• _What the exercise asks_:
In the entries below, find the lines with the word "batteries" and copy them.

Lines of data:
-------------------------
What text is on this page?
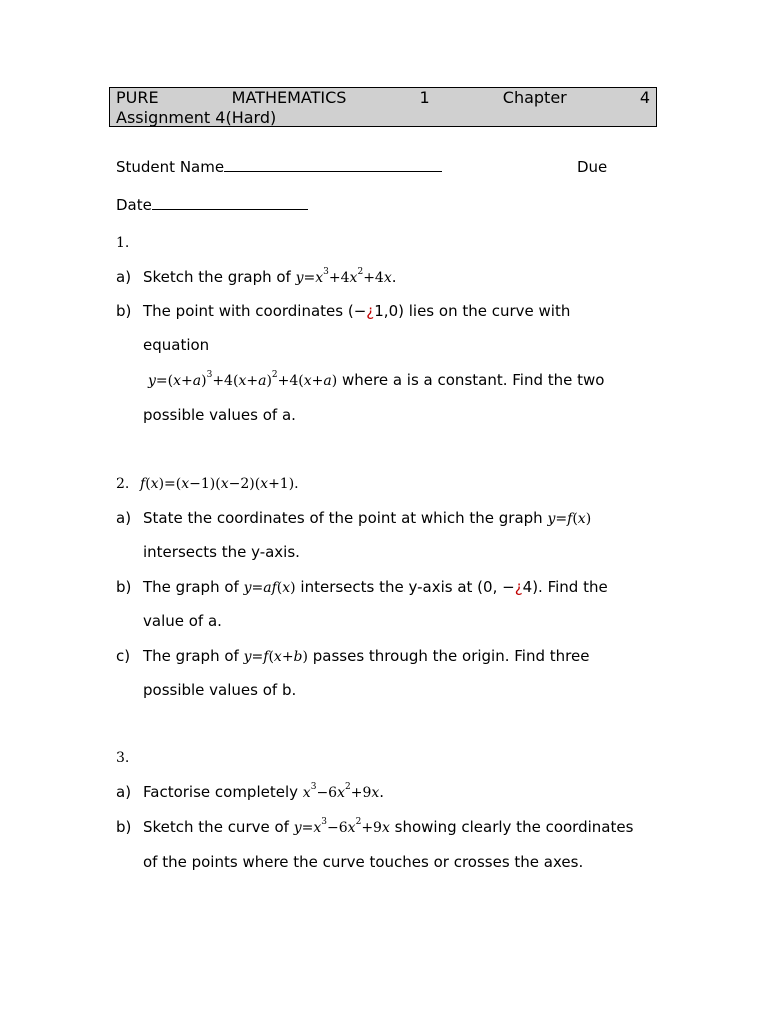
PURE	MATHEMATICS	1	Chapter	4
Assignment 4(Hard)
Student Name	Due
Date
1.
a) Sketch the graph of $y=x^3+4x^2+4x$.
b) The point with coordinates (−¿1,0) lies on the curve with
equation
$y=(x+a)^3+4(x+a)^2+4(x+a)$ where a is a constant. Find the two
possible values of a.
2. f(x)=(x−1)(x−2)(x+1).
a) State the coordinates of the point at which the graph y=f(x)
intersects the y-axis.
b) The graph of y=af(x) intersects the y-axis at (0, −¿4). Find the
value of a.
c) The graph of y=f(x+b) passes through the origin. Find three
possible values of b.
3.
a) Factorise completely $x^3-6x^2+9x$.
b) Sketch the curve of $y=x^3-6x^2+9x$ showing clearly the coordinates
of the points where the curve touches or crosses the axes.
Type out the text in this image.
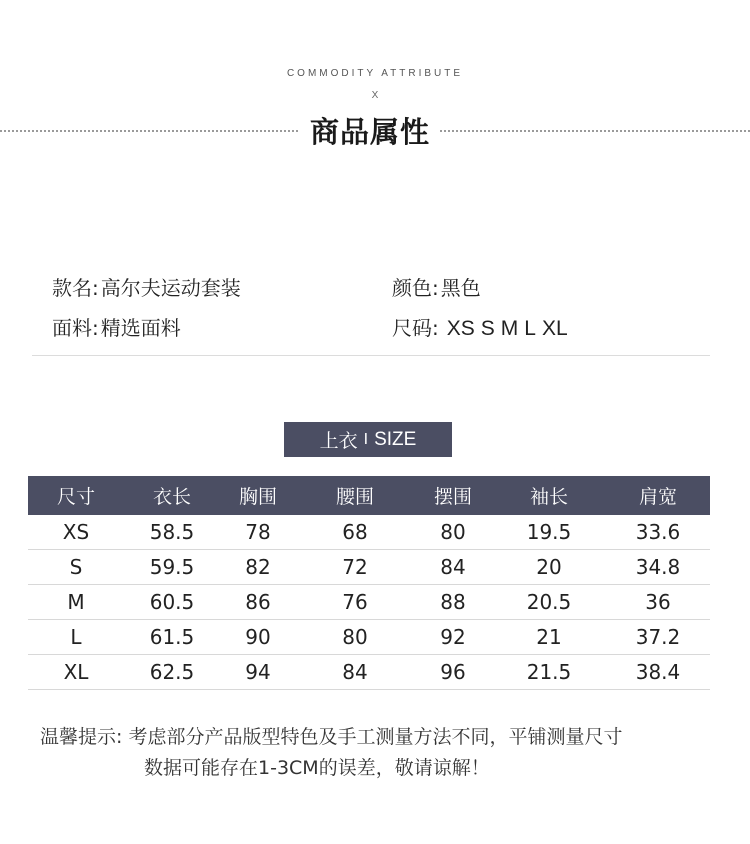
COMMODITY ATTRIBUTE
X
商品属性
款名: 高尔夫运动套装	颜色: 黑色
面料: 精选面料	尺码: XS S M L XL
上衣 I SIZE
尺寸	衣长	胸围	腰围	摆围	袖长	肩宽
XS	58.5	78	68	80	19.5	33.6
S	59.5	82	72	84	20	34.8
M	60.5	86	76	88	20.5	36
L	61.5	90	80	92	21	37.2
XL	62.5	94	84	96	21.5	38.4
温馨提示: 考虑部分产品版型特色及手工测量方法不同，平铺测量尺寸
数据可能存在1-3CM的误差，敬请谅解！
-------------------------
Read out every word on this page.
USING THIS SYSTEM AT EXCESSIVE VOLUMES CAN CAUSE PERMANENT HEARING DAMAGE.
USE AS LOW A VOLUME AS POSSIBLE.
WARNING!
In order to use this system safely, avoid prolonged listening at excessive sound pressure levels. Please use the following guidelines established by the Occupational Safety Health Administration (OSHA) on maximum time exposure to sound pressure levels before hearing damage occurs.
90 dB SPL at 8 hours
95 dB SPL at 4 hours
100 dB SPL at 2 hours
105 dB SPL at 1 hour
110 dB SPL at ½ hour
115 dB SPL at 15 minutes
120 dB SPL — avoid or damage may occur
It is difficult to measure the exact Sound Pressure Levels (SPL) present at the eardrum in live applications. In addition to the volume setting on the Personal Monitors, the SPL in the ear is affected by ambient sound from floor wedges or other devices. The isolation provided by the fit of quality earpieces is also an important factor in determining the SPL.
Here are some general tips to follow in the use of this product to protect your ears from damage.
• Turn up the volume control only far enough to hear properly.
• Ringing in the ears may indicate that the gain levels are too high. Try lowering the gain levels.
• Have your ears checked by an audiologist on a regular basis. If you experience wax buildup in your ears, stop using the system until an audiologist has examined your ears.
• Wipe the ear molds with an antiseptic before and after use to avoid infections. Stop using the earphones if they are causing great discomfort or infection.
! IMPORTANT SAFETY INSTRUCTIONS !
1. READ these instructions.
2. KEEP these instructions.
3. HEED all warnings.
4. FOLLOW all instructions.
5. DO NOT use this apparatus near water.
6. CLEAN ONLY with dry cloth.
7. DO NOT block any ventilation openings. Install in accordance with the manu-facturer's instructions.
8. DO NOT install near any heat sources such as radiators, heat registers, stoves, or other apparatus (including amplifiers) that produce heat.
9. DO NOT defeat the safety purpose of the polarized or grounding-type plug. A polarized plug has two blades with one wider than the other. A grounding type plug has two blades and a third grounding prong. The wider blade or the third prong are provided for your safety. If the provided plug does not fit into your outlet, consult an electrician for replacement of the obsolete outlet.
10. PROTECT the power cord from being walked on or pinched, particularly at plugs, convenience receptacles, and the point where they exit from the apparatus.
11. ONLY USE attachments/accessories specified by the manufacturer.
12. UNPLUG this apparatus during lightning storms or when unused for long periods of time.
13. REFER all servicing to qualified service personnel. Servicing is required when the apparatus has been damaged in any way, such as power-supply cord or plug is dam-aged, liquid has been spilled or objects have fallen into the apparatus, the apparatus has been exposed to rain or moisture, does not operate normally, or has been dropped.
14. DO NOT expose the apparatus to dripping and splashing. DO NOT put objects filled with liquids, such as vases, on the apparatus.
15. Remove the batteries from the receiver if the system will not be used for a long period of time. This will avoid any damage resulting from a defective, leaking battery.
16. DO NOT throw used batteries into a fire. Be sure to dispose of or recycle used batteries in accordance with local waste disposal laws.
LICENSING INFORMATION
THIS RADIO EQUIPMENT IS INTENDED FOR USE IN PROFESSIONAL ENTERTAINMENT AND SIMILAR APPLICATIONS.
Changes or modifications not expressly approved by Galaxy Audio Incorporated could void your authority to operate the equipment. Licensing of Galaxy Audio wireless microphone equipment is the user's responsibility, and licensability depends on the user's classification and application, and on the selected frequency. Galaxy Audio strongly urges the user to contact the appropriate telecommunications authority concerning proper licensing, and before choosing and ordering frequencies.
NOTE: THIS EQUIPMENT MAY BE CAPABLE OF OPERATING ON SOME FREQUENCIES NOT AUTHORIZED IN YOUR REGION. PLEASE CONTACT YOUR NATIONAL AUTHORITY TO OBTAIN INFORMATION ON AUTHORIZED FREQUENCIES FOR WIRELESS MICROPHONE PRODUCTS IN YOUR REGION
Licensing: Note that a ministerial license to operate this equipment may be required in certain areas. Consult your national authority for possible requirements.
-------------------------
• _Task answer_:
15. Remove the batteries from the receiver if the system will not be used for a long period of time. This will avoid any damage resulting from a defective, leaking battery.
16. DO NOT throw used batteries into a fire. Be sure to dispose of or recycle used batteries in accordance with local waste disposal laws.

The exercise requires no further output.